Page excerpt.
****
While I’ve driven cars for many years (with both automatic and manual transmissions), the first time I drove a scooter-or any two-wheeled motorized vehicle—was many years ago when I was living in San Francisco. A friend who drove one around the city offered to teach me how to drive it. I got on and few seconds later I almost crashed it into my own car. All I remember was the beige scooter lying on the ground on its left side. It was purely a miracle that I was still standing and my own car’s left door was still intact.

Fast forward thirteen years, and I’ve found myself on the tropical paradise called Bali, Indonesia. I’m staying in a town of approximately 300,000 people. The town (Ubud) has an uncanny resemblance to San Francisco; it’s filled with nice tree-lined streets, organic cafes and lots of hippies and as well as some hipsters. And I’m exploring this beautiful town and island not by walking or driving, but by riding my very own Honda scooter.

Bali, Indonesia, a tropical island in the middle of Indian Ocean, lacks any kind of public transportation of any kind. While there are taxis (in many towns, your only choice is to negotiate a rate and hire a private car), they’re impractical for daily exploration and only make sense when you’re moving from one area to another-especially if you’re carrying luggage. Another option is to use your two feet for getting around, but then you’d be confined to a small radius around your hostel or hotel (it also gets very hot during the day).

Enter the scooter: for as little as $1/day, you can rent your own two-wheeled motorized transport and get around anywhere you need to. It’s easy to drive it. Easy to park it. Filling it up with gas costs almost nothing. Here on Bali, it seems every single person—and their mother and grandmother drives their own scooter. I’ve seen entire families consisting of mother, father and a couple of kids riding on one scooter. Everyone rides one. Renting one is really a no brainer.

Driving a scooter comes with its own challenges. First of all, you need to actually know how to ride one. If you’ve never ridden a motorbike  before, there will be a bit of a learning curve. You’ll have to learn how to properly balance it. You’ll also feel overwhelmed in heavy traffic when you’re surrounded by a sea of scooters buzzing and whizzing by you from all sides. It’s also difficult to navigate Bali’s many super narrow streets where a scooter can barely fit itself.

You know all those nice traffic rules—and people that actually follow them—in your comfortable Western country? Well, forget all that: the locals drive with absolutely no regard for any rules of the road.

After arriving to Bali, I hesitated renting one. I’ve never driven a two-wheeled vehicle, and I didn’t want to learn how to do it in chaotic environment; it would’ve been better learn in a controlled environment, not in the crazy Bali traffic that’s no place for a rookie.

However, it quickly dawned on me that I really had no choice. I rented a house about 10km outside the town (most affordable accommodation exists outside the main city), so some kind of transport became all but a necessity. I needed to rent a scooter.
****
Recorded data.
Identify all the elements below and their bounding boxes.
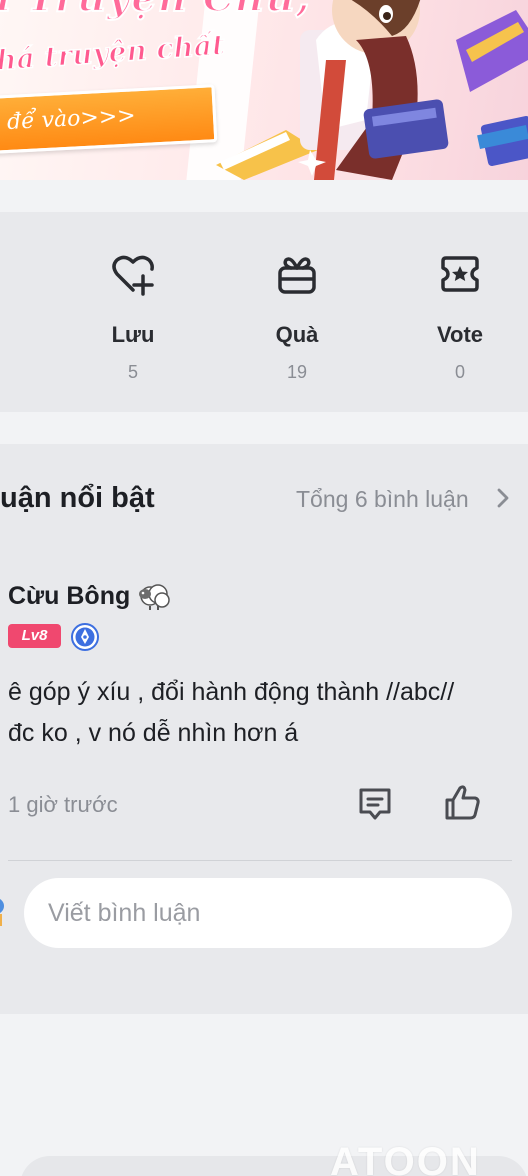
****
Problem statement. In the essay about riding a scooter in Bali, how far outside the town was the rented house?

Exercise output. About 10 km outside the town.